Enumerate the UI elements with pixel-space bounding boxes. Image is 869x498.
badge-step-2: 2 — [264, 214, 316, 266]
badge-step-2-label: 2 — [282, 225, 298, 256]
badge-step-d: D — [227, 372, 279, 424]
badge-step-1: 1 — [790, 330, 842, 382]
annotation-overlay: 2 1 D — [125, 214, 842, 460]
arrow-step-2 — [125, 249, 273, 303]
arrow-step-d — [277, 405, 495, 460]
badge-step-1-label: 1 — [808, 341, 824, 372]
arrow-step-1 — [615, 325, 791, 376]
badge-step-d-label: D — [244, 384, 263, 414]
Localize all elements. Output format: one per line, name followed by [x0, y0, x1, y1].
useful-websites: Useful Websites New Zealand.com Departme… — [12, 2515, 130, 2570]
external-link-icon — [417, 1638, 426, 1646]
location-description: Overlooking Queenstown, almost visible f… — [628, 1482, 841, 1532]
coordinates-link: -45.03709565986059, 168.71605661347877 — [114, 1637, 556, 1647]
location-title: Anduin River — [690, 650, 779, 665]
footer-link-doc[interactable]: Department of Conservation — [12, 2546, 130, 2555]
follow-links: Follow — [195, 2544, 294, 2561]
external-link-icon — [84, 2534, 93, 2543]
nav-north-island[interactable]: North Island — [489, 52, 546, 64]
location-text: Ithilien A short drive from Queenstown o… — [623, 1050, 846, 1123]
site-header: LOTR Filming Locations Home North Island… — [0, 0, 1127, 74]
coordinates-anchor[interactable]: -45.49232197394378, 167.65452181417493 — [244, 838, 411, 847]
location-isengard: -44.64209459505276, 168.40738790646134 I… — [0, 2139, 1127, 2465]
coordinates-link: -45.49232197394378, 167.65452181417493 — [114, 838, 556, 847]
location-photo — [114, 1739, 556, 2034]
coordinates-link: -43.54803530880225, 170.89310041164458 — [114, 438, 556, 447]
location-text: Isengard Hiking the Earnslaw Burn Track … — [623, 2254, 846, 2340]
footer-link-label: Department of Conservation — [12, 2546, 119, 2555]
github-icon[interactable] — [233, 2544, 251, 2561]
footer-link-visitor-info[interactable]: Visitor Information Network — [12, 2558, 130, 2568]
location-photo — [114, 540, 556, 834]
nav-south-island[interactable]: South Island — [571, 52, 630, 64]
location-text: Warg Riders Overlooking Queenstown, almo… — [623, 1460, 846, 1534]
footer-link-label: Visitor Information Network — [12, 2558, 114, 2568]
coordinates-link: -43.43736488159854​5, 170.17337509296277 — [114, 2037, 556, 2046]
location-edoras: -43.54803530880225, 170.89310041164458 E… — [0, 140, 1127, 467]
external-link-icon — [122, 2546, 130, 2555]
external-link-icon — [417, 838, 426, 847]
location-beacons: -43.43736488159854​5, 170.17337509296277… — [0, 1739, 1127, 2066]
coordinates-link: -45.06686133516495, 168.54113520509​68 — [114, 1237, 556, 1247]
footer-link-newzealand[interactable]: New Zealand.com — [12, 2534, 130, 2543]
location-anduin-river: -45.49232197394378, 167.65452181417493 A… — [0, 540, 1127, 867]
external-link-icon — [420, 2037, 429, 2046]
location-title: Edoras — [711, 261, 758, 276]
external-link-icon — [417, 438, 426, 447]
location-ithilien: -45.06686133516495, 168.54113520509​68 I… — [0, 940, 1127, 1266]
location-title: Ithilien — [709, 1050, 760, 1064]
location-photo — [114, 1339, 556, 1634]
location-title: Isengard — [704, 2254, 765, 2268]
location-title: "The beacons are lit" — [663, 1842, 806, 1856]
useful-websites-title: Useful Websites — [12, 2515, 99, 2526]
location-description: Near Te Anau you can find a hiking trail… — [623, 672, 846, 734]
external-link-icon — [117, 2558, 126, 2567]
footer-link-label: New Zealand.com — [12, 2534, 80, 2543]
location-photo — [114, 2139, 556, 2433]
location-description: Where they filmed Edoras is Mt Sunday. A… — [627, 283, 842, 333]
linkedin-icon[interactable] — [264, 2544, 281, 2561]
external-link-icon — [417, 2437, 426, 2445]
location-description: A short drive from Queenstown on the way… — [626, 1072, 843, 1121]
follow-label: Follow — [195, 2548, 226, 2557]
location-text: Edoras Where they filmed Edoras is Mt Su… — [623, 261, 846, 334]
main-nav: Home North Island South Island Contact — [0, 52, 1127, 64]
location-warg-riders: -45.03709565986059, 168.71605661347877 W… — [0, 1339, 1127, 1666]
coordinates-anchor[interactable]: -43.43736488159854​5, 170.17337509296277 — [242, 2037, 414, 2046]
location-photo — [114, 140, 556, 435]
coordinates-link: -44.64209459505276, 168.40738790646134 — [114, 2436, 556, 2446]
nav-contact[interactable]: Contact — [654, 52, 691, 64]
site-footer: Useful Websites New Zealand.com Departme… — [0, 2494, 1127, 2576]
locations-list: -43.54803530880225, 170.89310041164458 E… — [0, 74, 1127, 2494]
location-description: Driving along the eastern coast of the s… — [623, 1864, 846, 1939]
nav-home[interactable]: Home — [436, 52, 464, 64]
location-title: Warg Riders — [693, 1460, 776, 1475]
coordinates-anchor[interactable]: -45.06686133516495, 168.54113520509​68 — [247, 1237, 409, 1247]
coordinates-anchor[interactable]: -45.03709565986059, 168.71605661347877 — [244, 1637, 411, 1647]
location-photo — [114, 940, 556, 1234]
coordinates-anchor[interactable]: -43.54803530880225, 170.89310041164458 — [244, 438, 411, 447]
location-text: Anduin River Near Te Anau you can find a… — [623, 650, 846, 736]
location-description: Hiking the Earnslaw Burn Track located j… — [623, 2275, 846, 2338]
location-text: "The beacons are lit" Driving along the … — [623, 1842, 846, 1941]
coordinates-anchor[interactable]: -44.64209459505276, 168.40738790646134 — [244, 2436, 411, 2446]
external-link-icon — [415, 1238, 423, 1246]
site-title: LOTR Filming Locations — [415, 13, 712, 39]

What is being asked:
Rewrite all of the material above, changing every "location-photo" to "location-image" and leaving everything else unchanged.

Output of the exercise:
Enumerate the UI elements with pixel-space bounding boxes. Image is 869x498.
badge-step-2: 2 — [264, 214, 316, 266]
badge-step-2-label: 2 — [282, 225, 298, 256]
badge-step-d: D — [227, 372, 279, 424]
badge-step-1: 1 — [790, 330, 842, 382]
annotation-overlay: 2 1 D — [125, 214, 842, 460]
arrow-step-2 — [125, 249, 273, 303]
arrow-step-d — [277, 405, 495, 460]
badge-step-1-label: 1 — [808, 341, 824, 372]
arrow-step-1 — [615, 325, 791, 376]
badge-step-d-label: D — [244, 384, 263, 414]
Localize all elements. Output format: one per line, name followed by [x0, y0, x1, y1].
useful-websites: Useful Websites New Zealand.com Departme… — [12, 2515, 130, 2570]
external-link-icon — [417, 1638, 426, 1646]
location-description: Overlooking Queenstown, almost visible f… — [628, 1482, 841, 1532]
coordinates-link: -45.03709565986059, 168.71605661347877 — [114, 1637, 556, 1647]
location-title: Anduin River — [690, 650, 779, 665]
footer-link-doc[interactable]: Department of Conservation — [12, 2546, 130, 2555]
follow-links: Follow — [195, 2544, 294, 2561]
external-link-icon — [84, 2534, 93, 2543]
nav-north-island[interactable]: North Island — [489, 52, 546, 64]
location-text: Ithilien A short drive from Queenstown o… — [623, 1050, 846, 1123]
site-header: LOTR Filming Locations Home North Island… — [0, 0, 1127, 74]
coordinates-anchor[interactable]: -45.49232197394378, 167.65452181417493 — [244, 838, 411, 847]
location-isengard: -44.64209459505276, 168.40738790646134 I… — [0, 2139, 1127, 2465]
coordinates-link: -45.49232197394378, 167.65452181417493 — [114, 838, 556, 847]
location-image — [114, 1739, 556, 2034]
coordinates-link: -43.54803530880225, 170.89310041164458 — [114, 438, 556, 447]
location-text: Isengard Hiking the Earnslaw Burn Track … — [623, 2254, 846, 2340]
footer-link-label: Department of Conservation — [12, 2546, 119, 2555]
github-icon[interactable] — [233, 2544, 251, 2561]
footer-link-visitor-info[interactable]: Visitor Information Network — [12, 2558, 130, 2568]
location-image — [114, 540, 556, 834]
nav-south-island[interactable]: South Island — [571, 52, 630, 64]
location-text: Warg Riders Overlooking Queenstown, almo… — [623, 1460, 846, 1534]
footer-link-label: Visitor Information Network — [12, 2558, 114, 2568]
coordinates-link: -43.43736488159854​5, 170.17337509296277 — [114, 2037, 556, 2046]
location-edoras: -43.54803530880225, 170.89310041164458 E… — [0, 140, 1127, 467]
external-link-icon — [122, 2546, 130, 2555]
external-link-icon — [417, 838, 426, 847]
location-beacons: -43.43736488159854​5, 170.17337509296277… — [0, 1739, 1127, 2066]
coordinates-link: -45.06686133516495, 168.54113520509​68 — [114, 1237, 556, 1247]
footer-link-newzealand[interactable]: New Zealand.com — [12, 2534, 130, 2543]
location-anduin-river: -45.49232197394378, 167.65452181417493 A… — [0, 540, 1127, 867]
external-link-icon — [420, 2037, 429, 2046]
location-title: Edoras — [711, 261, 758, 276]
external-link-icon — [417, 438, 426, 447]
location-ithilien: -45.06686133516495, 168.54113520509​68 I… — [0, 940, 1127, 1266]
location-title: Ithilien — [709, 1050, 760, 1064]
location-image — [114, 1339, 556, 1634]
location-title: Isengard — [704, 2254, 765, 2268]
location-title: "The beacons are lit" — [663, 1842, 806, 1856]
useful-websites-title: Useful Websites — [12, 2515, 99, 2526]
location-description: Near Te Anau you can find a hiking trail… — [623, 672, 846, 734]
external-link-icon — [117, 2558, 126, 2567]
footer-link-label: New Zealand.com — [12, 2534, 80, 2543]
location-image — [114, 2139, 556, 2433]
location-description: Where they filmed Edoras is Mt Sunday. A… — [627, 283, 842, 333]
linkedin-icon[interactable] — [264, 2544, 281, 2561]
external-link-icon — [417, 2437, 426, 2445]
location-description: A short drive from Queenstown on the way… — [626, 1072, 843, 1121]
follow-label: Follow — [195, 2548, 226, 2557]
location-text: Edoras Where they filmed Edoras is Mt Su… — [623, 261, 846, 334]
main-nav: Home North Island South Island Contact — [0, 52, 1127, 64]
location-warg-riders: -45.03709565986059, 168.71605661347877 W… — [0, 1339, 1127, 1666]
coordinates-anchor[interactable]: -43.43736488159854​5, 170.17337509296277 — [242, 2037, 414, 2046]
location-image — [114, 140, 556, 435]
coordinates-link: -44.64209459505276, 168.40738790646134 — [114, 2436, 556, 2446]
nav-contact[interactable]: Contact — [654, 52, 691, 64]
site-footer: Useful Websites New Zealand.com Departme… — [0, 2494, 1127, 2576]
locations-list: -43.54803530880225, 170.89310041164458 E… — [0, 74, 1127, 2494]
location-description: Driving along the eastern coast of the s… — [623, 1864, 846, 1939]
nav-home[interactable]: Home — [436, 52, 464, 64]
location-title: Warg Riders — [693, 1460, 776, 1475]
coordinates-anchor[interactable]: -45.06686133516495, 168.54113520509​68 — [247, 1237, 409, 1247]
coordinates-anchor[interactable]: -45.03709565986059, 168.71605661347877 — [244, 1637, 411, 1647]
location-image — [114, 940, 556, 1234]
coordinates-anchor[interactable]: -43.54803530880225, 170.89310041164458 — [244, 438, 411, 447]
location-text: Anduin River Near Te Anau you can find a… — [623, 650, 846, 736]
location-description: Hiking the Earnslaw Burn Track located j… — [623, 2275, 846, 2338]
location-text: "The beacons are lit" Driving along the … — [623, 1842, 846, 1941]
coordinates-anchor[interactable]: -44.64209459505276, 168.40738790646134 — [244, 2436, 411, 2446]
external-link-icon — [415, 1238, 423, 1246]
site-title: LOTR Filming Locations — [415, 13, 712, 39]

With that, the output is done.